A partir du XIIe siècle, des rituels festifs et punitifs ridiculisent ainsi les maris qui ne savent pas « tenir » leurs femmes. Assis à l’envers sur un âne, les mains sur la queue de l’animal, ces hommes considérés comme trop indulgents sont promenés dans les rues sous les rires, les chansons et les quolibets de la foule. Cette sanction infamante, qui démontre la puissance du contrôle social, écrit l’historienne Diane Roussel dans le Dictionnaire du fouet et de la fessée, est censée donner une leçon aux maris trop complaisants envers leurs femmes, mais aussi aux voisins ayant laissé faire.

Si les chevauchées de l’âne du Moyen Age sont interdites à partir du XVIe siècle, le « devoir de correction » reste, pendant des centaines d’années, puissamment ancré dans les mentalités collectives. Au XVIIe et au XVIIIe siècles, la brutalité des maris est encore considérée comme nécessaire, voire légitime : les épouses, précise en 1620 un auteur anonyme cité par l’historienne Charlotte Solange Fuchs, doivent supporter leurs maris « en leurs calamités, obeyr à leurs commandemens, estre tousjours prestes à laisser [leur] volonté pour, au moindre clin d’œil, [se] rendre souples à exécuter la leur » – et accepter, au moindre écart, les châtiments de leurs époux.

* **Enregistrements**:
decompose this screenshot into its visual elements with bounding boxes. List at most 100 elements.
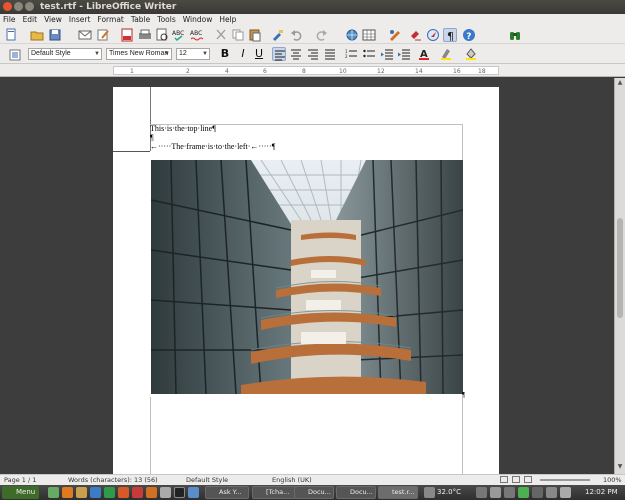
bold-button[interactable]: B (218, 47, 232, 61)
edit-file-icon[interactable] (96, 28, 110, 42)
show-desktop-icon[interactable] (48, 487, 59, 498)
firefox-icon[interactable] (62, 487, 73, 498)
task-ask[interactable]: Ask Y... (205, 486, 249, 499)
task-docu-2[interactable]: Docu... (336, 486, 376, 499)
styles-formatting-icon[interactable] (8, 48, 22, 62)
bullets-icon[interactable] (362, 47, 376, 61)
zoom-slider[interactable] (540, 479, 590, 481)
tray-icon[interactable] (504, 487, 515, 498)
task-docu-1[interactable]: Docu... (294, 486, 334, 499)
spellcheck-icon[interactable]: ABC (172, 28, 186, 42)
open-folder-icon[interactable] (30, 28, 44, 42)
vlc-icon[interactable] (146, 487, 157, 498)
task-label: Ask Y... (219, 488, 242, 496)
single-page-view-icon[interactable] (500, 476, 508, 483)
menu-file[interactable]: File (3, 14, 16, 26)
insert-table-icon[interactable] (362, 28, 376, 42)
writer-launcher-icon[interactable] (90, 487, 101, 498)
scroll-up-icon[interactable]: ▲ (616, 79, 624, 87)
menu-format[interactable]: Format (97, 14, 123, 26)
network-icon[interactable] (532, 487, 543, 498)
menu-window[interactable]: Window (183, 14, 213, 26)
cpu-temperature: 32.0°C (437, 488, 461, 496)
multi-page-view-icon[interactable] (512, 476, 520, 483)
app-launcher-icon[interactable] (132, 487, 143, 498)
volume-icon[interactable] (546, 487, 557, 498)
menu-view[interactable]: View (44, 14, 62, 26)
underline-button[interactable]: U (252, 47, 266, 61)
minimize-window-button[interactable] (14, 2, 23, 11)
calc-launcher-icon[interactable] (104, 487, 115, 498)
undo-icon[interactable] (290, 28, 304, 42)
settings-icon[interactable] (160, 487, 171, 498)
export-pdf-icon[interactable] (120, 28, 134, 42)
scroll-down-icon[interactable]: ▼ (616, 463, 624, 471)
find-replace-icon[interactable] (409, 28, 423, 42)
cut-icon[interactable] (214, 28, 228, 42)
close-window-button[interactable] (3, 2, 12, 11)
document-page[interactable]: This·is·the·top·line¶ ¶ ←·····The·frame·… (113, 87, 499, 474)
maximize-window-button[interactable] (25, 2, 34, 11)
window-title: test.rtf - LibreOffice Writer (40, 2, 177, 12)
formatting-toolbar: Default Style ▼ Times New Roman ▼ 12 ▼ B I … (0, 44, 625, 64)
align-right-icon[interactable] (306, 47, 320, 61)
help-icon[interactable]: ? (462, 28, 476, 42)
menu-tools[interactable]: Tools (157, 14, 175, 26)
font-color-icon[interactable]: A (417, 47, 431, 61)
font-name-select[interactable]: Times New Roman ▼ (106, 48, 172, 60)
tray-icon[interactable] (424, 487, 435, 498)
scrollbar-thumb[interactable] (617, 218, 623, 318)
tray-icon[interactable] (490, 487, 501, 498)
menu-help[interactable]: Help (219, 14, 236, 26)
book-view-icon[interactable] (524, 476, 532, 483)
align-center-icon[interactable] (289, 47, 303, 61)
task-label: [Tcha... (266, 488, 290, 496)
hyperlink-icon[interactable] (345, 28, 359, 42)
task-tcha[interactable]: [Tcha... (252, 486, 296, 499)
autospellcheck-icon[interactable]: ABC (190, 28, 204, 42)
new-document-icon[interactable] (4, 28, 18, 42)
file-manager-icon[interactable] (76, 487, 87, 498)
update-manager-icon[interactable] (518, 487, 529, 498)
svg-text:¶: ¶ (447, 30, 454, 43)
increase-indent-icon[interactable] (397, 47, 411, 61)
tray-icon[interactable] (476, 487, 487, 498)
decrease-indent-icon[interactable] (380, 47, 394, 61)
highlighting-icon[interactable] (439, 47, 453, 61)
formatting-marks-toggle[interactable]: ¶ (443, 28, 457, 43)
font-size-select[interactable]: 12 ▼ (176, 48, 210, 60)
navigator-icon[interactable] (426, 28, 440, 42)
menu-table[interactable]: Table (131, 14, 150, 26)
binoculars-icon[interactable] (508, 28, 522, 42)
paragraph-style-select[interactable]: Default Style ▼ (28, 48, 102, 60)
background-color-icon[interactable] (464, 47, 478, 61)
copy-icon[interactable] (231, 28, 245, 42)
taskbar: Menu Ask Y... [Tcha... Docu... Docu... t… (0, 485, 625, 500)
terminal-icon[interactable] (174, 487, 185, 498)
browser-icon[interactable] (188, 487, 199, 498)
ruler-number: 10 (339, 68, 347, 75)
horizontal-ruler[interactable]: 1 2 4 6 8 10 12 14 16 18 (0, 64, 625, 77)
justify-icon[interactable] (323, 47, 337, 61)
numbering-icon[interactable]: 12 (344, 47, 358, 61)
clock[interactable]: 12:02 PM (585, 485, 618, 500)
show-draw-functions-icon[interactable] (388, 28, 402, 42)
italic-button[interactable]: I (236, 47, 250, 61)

* **À faire**: Donnez la suite du texte sur le « devoir de correction » des maris en reprenant juste après sa dernière phrase. Les enregistrements n'interviennent en rien dans cet exercice.

* **Résultat obtenu**:
Le seuil de tolérance de la société d’Ancien Régime est très élevé : même lorsque les sévices sont infligés dans un état de « furie », même s’ils ont lieu au vu et au su de tous, l’entourage n’intervient que lorsqu’il craint pour les jours de l’épouse, constate l’historien Gwénael Murphy, auteur de Mauvais ménages. Histoire des désordres conjugaux en France (XVIIe-XVIIIe siècles) (L’Harmattan, 2019). « La réaction la plus courante consiste à laisser les couples régler leurs affaires eux-mêmes, analyse-t-il. Statistiquement, l’intervention publique dans un drame privé reste très minoritaire. »

 

Au XIXe siècle, le « mariage d’amour »

 

Au siècle des Lumières, le regard sur le devoir de correction commence cependant, tout doucement, à changer. « Certains écrivains et philosophes défendent alors l’idée que le mariage doit être le lieu d’une inclination choisie, observe Frédéric Chauvaud, professeur d’histoire contemporaine à l’université de Poitiers. En 1780, le grand juriste Pierre-François Muyart de Vouglans estime ainsi, dans un ouvrage sur les lois criminelles, qu’un mari meurtrier doit expier son geste jusqu’à la fin de son existence. Cette lame de fond qui émerge peu à peu s’exprimera plus largement, au XIXe, avec l’idée du mariage d’amour. »

En modifiant les valeurs de la société d’Ancien Régime, cette nouvelle conception de la conjugalité déplace lentement les frontières de l’inacceptable. « Le XVIIIe siècle est une époque de moralisation des relations matrimoniales, souligne l’historienne Elisabeth Lusset. Le mari doit certes corriger sa femme, mais il doit le faire avec modération ou “charité”, selon l’expression des manuels de confesseurs. Il doit en outre la traiter avec douceur et amitié, comme le prône l’Encyclopédie. Emerge, à cette époque, l’idée d’une plus grande réciprocité des droits et des devoirs entre les deux époux : la violence est de moins en moins admise. »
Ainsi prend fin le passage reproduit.